Work instructions: Repeat exactly, and only, the lines from the line bearing "Parse this screenshot: output" through the end of the material. Do not copy the pictures.

Structured figure records:
<<<<

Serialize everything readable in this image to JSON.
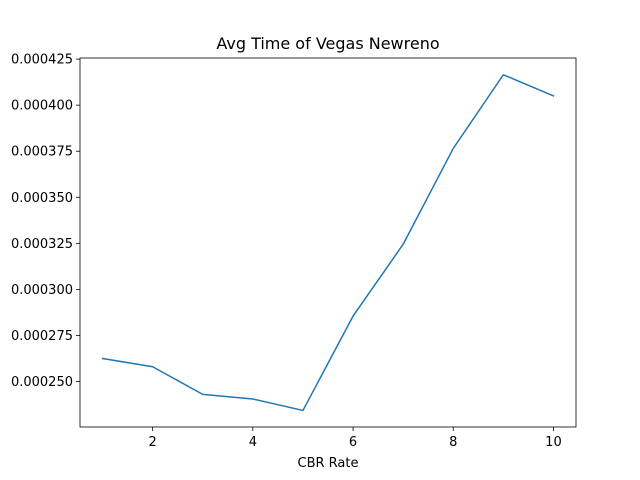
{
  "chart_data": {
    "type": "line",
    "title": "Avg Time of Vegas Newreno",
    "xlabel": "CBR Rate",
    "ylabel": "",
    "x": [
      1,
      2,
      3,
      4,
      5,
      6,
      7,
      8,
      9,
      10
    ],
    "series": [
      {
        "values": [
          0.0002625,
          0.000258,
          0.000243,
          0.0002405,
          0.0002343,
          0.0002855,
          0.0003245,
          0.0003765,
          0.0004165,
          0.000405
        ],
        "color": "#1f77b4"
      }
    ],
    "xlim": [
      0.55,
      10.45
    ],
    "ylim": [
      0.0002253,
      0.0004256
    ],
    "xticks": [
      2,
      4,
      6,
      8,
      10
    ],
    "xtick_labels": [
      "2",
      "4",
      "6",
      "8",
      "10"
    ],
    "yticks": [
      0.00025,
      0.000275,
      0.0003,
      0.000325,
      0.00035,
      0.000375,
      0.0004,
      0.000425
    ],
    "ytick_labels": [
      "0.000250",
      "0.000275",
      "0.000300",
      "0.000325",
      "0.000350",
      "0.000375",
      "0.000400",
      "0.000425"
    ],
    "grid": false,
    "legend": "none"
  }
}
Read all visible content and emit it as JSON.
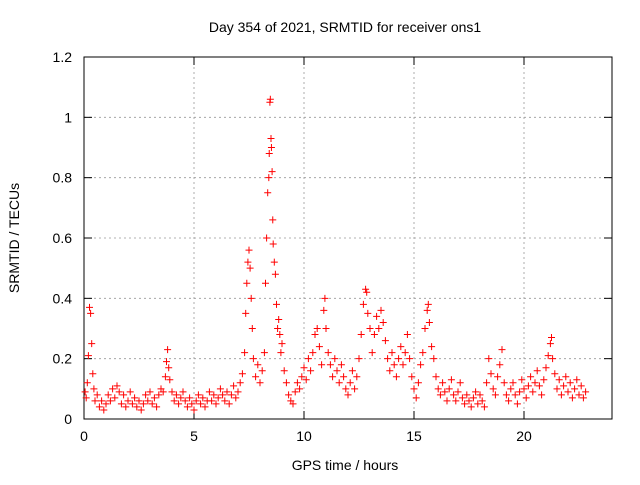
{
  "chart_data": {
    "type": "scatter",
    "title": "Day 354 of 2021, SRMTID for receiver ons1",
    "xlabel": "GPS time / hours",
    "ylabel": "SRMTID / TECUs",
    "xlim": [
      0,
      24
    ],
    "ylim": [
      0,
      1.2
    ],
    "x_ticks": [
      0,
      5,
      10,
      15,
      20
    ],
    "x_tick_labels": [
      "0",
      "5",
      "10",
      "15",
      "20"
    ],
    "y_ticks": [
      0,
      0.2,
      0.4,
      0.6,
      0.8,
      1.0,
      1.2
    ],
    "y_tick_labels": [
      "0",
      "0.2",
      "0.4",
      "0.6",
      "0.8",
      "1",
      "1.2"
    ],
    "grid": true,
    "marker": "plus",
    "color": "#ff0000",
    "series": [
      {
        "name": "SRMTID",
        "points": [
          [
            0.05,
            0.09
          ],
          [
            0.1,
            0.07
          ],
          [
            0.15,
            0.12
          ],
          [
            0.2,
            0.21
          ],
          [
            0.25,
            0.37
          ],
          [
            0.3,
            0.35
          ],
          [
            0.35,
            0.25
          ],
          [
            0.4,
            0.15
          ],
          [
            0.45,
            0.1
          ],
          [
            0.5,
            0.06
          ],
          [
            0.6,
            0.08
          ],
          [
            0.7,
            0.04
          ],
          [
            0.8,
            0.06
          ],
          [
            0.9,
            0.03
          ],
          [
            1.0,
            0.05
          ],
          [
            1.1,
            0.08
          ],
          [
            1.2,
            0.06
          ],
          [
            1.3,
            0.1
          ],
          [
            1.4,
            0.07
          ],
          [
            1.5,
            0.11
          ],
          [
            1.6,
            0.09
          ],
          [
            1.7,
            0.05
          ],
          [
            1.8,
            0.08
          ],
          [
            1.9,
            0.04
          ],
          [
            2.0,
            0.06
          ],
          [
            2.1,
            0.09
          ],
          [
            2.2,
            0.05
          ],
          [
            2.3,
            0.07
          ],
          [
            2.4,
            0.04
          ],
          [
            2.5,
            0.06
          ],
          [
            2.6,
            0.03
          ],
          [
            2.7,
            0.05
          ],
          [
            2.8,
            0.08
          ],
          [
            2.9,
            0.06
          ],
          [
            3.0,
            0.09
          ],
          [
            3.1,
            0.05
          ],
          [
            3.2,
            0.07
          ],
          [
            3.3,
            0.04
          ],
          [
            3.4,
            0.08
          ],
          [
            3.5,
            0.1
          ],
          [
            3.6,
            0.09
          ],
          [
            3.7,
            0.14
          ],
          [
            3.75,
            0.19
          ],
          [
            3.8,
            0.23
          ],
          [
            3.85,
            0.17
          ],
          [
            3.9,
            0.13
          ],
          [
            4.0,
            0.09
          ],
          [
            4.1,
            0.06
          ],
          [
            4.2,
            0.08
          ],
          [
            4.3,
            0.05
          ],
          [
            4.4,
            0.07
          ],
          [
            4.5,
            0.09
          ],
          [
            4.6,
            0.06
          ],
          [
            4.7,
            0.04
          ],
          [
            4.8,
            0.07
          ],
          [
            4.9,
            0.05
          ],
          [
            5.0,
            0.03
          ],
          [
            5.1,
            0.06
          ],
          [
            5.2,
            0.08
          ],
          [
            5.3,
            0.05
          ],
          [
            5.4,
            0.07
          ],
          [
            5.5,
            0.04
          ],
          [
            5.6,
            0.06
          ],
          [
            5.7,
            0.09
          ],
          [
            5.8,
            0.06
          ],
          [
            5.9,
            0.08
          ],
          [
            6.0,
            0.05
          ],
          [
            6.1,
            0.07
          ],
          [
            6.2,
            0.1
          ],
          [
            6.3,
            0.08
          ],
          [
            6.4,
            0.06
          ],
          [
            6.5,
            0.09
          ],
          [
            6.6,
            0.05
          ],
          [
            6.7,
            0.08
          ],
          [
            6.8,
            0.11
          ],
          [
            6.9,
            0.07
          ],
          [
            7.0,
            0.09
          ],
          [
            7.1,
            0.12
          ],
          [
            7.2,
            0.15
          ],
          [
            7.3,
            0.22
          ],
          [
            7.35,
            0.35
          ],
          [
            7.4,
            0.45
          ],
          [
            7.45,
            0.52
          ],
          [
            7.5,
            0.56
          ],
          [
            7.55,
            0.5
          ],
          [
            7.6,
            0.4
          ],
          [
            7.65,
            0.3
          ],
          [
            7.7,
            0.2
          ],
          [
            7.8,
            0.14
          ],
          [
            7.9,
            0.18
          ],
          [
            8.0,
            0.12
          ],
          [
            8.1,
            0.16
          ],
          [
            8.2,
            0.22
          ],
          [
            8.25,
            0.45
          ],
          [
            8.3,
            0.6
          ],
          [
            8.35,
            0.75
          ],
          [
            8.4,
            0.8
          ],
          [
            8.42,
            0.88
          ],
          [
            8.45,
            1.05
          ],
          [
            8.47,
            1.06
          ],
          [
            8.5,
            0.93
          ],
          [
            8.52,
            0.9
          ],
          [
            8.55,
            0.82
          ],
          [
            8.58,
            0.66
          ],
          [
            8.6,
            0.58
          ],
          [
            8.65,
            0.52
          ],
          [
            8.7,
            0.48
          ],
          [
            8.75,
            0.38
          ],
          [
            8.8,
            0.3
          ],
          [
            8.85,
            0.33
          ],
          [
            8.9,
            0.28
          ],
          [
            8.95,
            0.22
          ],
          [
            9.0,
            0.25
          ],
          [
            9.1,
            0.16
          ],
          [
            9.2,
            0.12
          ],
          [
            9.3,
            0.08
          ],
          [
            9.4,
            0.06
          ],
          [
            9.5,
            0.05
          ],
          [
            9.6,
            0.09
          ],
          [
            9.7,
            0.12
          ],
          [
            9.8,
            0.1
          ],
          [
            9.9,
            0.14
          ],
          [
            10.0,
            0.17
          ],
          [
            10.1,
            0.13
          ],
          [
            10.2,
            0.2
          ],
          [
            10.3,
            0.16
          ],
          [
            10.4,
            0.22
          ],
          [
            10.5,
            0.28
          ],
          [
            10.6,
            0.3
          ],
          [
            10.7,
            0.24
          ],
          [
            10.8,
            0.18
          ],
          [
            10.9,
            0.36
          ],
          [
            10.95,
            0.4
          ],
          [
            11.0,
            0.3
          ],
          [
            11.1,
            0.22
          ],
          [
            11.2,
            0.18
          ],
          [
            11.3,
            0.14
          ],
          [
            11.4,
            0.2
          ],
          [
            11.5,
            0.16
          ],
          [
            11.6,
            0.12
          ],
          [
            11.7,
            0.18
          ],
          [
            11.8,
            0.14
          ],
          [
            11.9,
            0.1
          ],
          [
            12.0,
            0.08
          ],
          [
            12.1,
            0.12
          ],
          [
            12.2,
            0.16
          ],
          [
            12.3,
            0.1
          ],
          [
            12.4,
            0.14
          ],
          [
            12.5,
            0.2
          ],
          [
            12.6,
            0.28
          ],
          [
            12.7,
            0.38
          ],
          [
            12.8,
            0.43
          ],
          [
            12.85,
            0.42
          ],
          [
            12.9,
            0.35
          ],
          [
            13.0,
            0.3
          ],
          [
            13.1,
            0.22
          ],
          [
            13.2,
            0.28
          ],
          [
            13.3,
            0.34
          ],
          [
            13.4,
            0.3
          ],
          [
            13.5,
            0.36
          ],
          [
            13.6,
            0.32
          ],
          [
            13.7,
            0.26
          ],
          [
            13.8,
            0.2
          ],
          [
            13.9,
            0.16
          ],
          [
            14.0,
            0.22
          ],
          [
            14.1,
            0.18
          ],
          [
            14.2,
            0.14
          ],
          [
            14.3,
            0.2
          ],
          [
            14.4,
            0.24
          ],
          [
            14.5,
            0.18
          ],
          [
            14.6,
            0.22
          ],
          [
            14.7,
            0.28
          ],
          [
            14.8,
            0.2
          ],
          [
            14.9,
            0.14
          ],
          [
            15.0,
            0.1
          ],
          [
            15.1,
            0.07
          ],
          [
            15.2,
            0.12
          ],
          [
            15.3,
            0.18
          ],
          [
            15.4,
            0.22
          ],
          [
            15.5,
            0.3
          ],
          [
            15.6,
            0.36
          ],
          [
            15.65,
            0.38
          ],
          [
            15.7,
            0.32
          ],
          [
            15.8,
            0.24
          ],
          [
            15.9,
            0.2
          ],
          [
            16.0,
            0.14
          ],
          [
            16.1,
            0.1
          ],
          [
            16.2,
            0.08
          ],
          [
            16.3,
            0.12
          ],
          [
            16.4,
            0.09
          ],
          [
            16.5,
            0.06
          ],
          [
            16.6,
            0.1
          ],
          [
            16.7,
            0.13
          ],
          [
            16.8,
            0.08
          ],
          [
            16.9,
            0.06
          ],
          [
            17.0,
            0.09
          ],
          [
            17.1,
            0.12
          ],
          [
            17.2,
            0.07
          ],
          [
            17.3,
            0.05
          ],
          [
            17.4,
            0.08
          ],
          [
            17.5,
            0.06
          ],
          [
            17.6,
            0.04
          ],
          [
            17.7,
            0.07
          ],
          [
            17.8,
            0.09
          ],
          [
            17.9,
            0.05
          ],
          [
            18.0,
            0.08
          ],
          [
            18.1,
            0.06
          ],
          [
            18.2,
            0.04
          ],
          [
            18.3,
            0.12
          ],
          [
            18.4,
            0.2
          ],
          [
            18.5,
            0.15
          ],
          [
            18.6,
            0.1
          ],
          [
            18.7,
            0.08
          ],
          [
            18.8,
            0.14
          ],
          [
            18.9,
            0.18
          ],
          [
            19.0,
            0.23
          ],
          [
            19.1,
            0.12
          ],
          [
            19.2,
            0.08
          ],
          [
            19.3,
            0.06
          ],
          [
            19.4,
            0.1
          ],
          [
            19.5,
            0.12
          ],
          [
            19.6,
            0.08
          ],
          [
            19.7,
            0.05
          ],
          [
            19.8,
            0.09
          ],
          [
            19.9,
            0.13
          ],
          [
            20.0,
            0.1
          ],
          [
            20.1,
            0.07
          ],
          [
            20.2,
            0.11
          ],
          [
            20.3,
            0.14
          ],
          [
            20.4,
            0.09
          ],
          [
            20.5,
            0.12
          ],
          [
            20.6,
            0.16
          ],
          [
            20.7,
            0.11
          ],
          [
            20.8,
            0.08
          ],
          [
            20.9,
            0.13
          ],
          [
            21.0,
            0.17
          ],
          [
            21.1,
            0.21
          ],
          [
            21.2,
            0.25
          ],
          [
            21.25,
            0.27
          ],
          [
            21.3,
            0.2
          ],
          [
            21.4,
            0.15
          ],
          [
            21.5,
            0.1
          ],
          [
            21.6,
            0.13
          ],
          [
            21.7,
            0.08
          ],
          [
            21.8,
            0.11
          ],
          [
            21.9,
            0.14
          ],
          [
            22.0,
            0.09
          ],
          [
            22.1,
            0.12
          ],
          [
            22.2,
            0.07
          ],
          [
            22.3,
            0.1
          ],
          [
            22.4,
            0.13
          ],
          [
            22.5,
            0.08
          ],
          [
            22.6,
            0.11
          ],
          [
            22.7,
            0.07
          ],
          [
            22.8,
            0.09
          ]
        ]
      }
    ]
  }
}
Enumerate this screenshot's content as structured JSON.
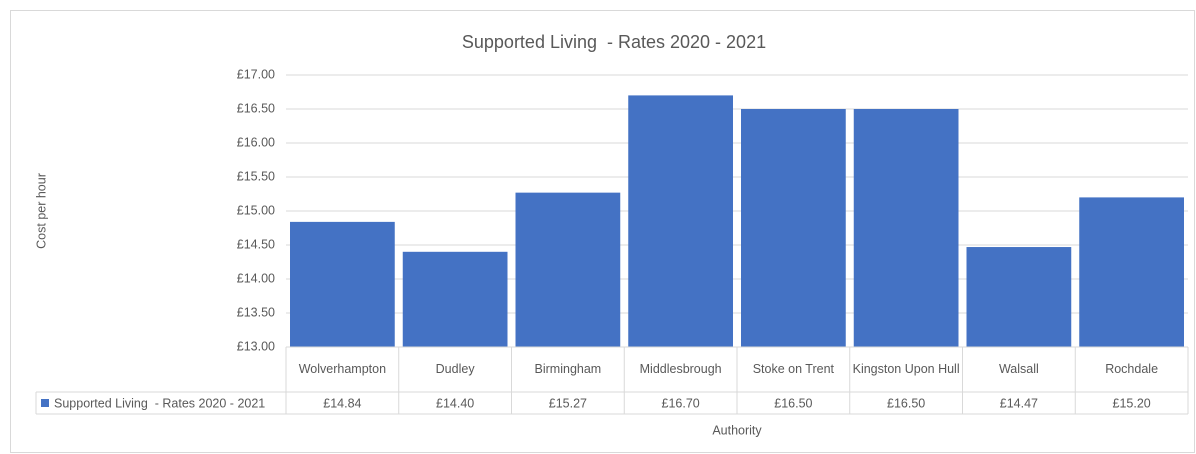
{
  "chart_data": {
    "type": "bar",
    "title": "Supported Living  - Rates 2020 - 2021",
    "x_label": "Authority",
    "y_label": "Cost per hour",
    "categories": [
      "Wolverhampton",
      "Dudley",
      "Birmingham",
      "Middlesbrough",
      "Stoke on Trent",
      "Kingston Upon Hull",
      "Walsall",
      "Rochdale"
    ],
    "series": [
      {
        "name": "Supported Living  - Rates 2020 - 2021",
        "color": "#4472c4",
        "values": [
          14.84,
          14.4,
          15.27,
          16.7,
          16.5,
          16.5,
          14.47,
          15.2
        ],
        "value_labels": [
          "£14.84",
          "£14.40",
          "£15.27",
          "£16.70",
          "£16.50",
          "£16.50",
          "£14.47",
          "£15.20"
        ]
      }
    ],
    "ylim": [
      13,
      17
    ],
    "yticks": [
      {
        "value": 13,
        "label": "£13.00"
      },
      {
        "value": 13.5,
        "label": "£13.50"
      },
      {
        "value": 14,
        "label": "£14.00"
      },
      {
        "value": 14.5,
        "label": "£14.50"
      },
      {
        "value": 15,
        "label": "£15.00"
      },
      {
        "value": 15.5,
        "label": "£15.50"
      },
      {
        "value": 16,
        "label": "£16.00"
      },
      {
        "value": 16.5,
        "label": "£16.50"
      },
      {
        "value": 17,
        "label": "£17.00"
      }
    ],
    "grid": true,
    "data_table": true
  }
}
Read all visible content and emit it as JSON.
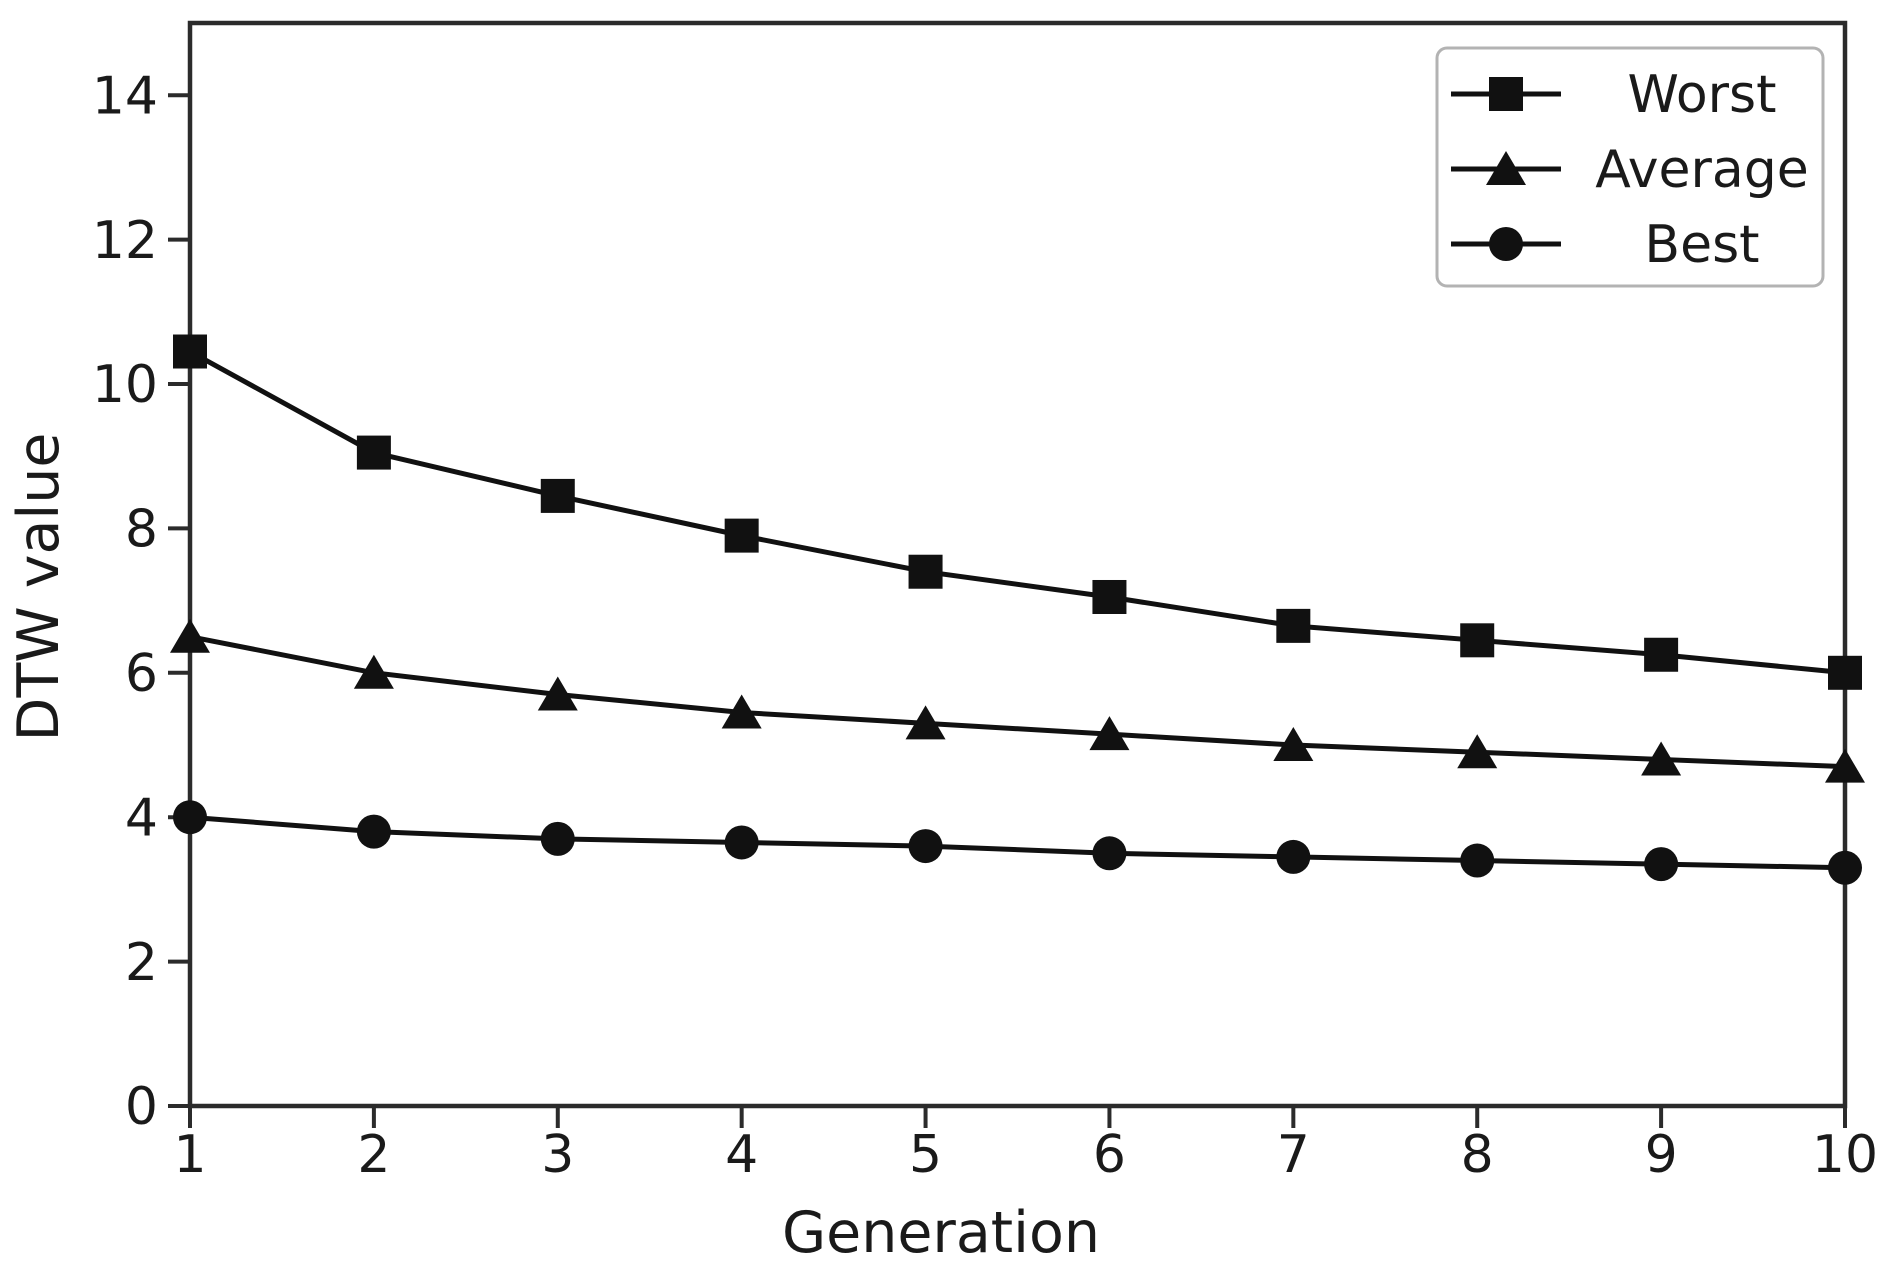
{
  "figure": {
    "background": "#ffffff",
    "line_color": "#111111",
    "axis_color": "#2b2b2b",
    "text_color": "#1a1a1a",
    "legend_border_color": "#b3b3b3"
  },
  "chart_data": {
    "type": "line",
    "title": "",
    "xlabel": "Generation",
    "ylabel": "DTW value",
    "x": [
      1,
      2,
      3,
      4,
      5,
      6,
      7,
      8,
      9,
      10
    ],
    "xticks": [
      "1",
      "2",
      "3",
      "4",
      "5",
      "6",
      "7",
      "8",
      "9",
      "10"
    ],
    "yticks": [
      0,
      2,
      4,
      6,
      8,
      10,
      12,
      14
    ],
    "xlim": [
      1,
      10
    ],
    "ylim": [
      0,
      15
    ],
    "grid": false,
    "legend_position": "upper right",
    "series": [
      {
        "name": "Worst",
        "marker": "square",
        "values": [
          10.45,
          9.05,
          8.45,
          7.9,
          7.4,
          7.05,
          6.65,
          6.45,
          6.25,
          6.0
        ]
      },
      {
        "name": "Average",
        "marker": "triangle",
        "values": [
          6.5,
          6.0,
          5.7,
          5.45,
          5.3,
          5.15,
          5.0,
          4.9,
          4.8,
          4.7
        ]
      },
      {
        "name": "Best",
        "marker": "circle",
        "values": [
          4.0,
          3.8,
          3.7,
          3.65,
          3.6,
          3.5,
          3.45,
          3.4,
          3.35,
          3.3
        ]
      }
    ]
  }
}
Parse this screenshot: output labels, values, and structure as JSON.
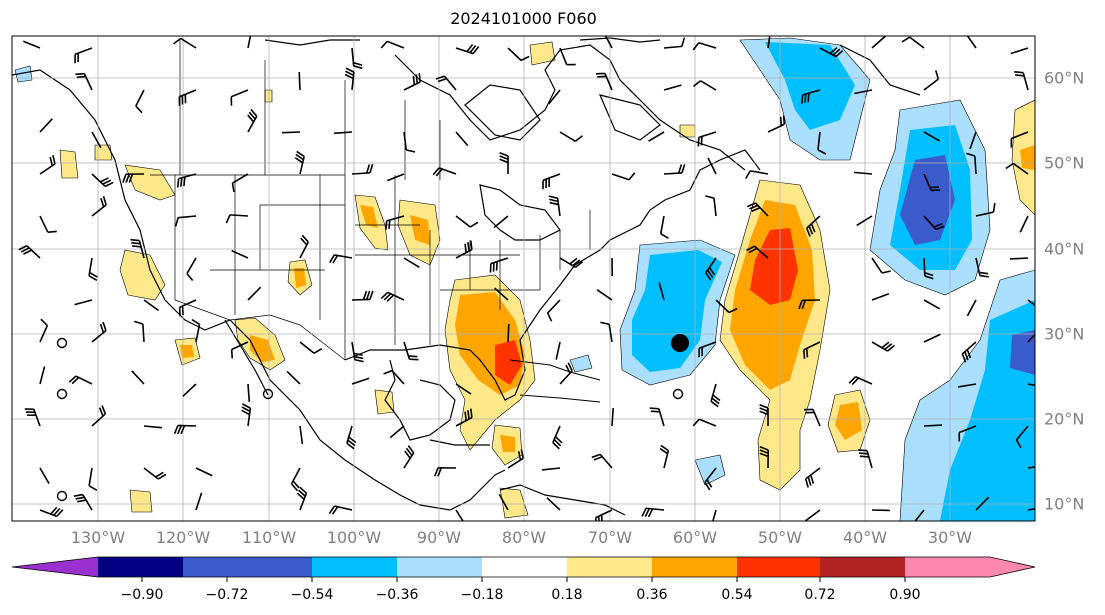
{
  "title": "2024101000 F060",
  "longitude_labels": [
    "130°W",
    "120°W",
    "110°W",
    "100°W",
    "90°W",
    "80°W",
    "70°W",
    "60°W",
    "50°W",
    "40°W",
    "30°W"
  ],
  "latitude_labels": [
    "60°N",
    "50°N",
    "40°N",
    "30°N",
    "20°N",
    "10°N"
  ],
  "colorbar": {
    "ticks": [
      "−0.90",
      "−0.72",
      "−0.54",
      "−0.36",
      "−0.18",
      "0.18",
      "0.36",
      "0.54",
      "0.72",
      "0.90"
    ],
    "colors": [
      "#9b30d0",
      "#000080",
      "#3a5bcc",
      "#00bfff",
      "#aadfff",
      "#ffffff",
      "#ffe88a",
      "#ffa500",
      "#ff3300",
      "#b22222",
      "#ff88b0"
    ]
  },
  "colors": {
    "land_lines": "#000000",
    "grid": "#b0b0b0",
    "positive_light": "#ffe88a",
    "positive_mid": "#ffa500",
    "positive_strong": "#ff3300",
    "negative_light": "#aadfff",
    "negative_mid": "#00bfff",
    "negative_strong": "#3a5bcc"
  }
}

>>>>

Solution:
Parse this screenshot: output labels, values, and structure as JSON.
{
  "title": "2024101000 F060",
  "longitude_labels": [
    "130°W",
    "120°W",
    "110°W",
    "100°W",
    "90°W",
    "80°W",
    "70°W",
    "60°W",
    "50°W",
    "40°W",
    "30°W"
  ],
  "latitude_labels": [
    "60°N",
    "50°N",
    "40°N",
    "30°N",
    "20°N",
    "10°N"
  ],
  "colorbar": {
    "ticks": [
      "−0.90",
      "−0.72",
      "−0.54",
      "−0.36",
      "−0.18",
      "0.18",
      "0.36",
      "0.54",
      "0.72",
      "0.90"
    ],
    "colors": [
      "#9b30d0",
      "#000080",
      "#3a5bcc",
      "#00bfff",
      "#aadfff",
      "#ffffff",
      "#ffe88a",
      "#ffa500",
      "#ff3300",
      "#b22222",
      "#ff88b0"
    ]
  },
  "colors": {
    "land_lines": "#000000",
    "grid": "#b0b0b0",
    "positive_light": "#ffe88a",
    "positive_mid": "#ffa500",
    "positive_strong": "#ff3300",
    "negative_light": "#aadfff",
    "negative_mid": "#00bfff",
    "negative_strong": "#3a5bcc"
  }
}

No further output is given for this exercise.